→ **Prompt**:
Copy the material verbatim from its first line through the line that contains "31, 136, 51]", including both ends.

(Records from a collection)
=====

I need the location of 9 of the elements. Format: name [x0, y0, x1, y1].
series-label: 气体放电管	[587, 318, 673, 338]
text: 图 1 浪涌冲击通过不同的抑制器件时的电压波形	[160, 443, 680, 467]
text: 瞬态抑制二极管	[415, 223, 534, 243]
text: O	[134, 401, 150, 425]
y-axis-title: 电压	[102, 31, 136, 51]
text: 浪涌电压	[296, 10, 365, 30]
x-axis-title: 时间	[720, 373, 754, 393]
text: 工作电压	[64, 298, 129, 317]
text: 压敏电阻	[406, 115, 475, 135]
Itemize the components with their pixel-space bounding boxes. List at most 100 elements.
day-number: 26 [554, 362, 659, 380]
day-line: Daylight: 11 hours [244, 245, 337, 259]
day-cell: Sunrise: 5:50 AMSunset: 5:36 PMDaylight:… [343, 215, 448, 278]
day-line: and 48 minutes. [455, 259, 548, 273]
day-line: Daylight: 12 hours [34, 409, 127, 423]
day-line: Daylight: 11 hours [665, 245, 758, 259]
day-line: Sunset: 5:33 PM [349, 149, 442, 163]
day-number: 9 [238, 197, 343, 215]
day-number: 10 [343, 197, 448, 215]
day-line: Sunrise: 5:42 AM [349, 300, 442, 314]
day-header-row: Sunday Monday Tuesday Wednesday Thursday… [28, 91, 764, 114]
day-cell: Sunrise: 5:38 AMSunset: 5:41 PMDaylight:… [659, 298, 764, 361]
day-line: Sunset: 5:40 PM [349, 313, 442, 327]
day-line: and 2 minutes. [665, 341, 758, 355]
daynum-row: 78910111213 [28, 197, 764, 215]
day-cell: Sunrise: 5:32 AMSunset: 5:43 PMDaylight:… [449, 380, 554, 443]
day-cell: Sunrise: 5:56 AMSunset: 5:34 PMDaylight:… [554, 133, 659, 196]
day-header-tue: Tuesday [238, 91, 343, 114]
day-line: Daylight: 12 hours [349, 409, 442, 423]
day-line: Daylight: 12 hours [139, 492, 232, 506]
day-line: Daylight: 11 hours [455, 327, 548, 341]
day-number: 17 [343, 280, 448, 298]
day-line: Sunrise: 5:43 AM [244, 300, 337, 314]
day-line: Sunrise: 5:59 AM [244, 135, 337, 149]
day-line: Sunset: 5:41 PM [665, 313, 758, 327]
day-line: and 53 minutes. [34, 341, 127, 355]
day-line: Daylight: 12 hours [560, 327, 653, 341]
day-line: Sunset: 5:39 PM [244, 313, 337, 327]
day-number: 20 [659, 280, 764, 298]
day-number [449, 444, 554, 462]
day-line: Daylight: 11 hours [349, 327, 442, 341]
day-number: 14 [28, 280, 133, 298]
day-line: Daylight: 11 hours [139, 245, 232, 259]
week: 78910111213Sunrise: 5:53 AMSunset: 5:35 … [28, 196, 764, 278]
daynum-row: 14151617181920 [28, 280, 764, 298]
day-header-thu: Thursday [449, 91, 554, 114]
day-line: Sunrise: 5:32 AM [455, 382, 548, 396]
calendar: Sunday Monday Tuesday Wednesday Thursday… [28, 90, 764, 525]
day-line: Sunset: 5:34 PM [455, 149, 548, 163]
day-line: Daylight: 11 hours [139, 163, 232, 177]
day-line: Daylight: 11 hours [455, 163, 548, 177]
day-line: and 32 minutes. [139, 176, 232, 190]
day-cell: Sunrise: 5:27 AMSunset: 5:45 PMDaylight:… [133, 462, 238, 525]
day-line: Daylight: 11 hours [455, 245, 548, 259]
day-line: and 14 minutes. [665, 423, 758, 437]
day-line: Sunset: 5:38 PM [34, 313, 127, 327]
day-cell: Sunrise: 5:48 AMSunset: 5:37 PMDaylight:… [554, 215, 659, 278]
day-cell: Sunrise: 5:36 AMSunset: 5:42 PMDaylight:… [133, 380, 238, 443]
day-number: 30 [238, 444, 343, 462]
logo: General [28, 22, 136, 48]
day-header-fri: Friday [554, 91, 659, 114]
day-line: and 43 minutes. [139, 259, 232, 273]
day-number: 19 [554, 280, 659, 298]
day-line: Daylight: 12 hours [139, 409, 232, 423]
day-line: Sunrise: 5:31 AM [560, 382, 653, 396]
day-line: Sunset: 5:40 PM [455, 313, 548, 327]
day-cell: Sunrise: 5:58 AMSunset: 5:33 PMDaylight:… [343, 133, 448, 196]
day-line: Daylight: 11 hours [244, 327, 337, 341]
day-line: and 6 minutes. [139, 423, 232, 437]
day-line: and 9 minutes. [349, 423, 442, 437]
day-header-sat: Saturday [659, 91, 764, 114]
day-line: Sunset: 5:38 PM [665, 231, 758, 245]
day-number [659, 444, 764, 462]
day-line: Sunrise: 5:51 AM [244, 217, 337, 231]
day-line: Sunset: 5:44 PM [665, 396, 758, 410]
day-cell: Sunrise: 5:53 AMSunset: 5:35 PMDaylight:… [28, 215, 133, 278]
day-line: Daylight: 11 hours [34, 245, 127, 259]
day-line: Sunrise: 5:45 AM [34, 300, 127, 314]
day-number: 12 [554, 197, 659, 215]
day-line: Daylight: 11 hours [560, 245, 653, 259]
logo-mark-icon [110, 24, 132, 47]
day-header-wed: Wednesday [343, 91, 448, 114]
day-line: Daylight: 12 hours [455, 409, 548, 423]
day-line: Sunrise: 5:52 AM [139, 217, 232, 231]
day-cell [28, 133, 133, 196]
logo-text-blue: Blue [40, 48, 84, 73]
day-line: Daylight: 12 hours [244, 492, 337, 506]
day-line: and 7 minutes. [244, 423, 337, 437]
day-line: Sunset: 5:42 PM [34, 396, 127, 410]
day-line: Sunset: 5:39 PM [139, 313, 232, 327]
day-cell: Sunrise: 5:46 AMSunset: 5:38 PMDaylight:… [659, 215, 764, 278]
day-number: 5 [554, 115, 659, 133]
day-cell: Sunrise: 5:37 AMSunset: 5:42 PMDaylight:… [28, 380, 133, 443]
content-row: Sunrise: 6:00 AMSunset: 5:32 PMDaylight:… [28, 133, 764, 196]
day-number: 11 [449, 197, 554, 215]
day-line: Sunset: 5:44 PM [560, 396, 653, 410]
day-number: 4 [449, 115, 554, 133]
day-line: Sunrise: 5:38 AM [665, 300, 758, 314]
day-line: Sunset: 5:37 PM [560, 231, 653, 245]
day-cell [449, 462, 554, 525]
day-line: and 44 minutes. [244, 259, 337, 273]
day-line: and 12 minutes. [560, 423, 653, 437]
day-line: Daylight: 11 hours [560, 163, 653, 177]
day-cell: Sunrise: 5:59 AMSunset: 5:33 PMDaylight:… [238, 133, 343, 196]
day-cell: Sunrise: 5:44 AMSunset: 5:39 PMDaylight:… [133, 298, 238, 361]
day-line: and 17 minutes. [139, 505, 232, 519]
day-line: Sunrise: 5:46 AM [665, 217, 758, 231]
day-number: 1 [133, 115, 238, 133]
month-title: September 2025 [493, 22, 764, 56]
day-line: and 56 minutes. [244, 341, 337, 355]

=====

→ **Complete output**:
I need the location of 9 of the elements. Format: name [x0, y0, x1, y1].
series-label: 气体放电管	[587, 318, 673, 338]
text: 图 1 浪涌冲击通过不同的抑制器件时的电压波形	[160, 443, 680, 467]
text: 瞬态抑制二极管	[415, 223, 534, 243]
text: O	[134, 401, 150, 425]
y-axis-title: 电压	[102, 31, 136, 51]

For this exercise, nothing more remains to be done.